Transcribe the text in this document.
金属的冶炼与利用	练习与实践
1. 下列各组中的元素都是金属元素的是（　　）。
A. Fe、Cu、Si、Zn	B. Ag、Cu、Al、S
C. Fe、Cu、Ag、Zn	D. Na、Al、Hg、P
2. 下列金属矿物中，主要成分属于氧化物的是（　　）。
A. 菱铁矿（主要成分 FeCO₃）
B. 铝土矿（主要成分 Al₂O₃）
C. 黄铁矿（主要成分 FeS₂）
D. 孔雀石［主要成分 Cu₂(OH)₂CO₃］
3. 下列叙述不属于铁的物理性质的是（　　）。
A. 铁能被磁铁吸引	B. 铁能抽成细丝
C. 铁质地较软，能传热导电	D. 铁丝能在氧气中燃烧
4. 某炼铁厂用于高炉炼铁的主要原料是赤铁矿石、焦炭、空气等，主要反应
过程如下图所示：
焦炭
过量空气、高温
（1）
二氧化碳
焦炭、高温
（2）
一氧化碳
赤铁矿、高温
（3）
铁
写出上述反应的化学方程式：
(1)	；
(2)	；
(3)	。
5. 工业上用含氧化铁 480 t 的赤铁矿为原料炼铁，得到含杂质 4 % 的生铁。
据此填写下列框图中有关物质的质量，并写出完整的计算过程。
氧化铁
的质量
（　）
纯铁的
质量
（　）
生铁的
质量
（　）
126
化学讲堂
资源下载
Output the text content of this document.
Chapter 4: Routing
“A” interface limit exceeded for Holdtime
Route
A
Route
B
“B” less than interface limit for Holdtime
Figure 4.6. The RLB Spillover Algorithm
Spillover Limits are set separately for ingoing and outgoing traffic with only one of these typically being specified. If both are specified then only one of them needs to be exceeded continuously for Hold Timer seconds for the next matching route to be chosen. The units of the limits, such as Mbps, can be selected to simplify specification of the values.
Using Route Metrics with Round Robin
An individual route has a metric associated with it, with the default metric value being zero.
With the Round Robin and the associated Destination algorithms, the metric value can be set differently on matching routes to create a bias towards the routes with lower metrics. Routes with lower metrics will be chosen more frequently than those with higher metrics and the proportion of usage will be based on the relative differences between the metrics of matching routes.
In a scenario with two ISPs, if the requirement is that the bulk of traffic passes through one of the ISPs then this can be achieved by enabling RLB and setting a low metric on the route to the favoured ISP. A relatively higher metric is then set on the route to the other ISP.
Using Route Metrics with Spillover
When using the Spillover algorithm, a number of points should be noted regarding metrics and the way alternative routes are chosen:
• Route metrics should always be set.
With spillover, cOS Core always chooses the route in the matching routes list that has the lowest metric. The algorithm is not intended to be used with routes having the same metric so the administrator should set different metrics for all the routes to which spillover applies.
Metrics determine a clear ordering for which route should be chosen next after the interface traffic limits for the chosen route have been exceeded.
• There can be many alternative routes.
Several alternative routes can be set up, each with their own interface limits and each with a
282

*-*-*

# [What to produce]
Wherever a line in the data above holds "Round", copy that line.

# [Solution to the problem]
Using Route Metrics with Round Robin
With the Round Robin and the associated Destination algorithms, the metric value can be set differently on matching routes to create a bias towards the routes with lower metrics. Routes with lower metrics will be chosen more frequently than those with higher metrics and the proportion of usage will be based on the relative differences between the metrics of matching routes.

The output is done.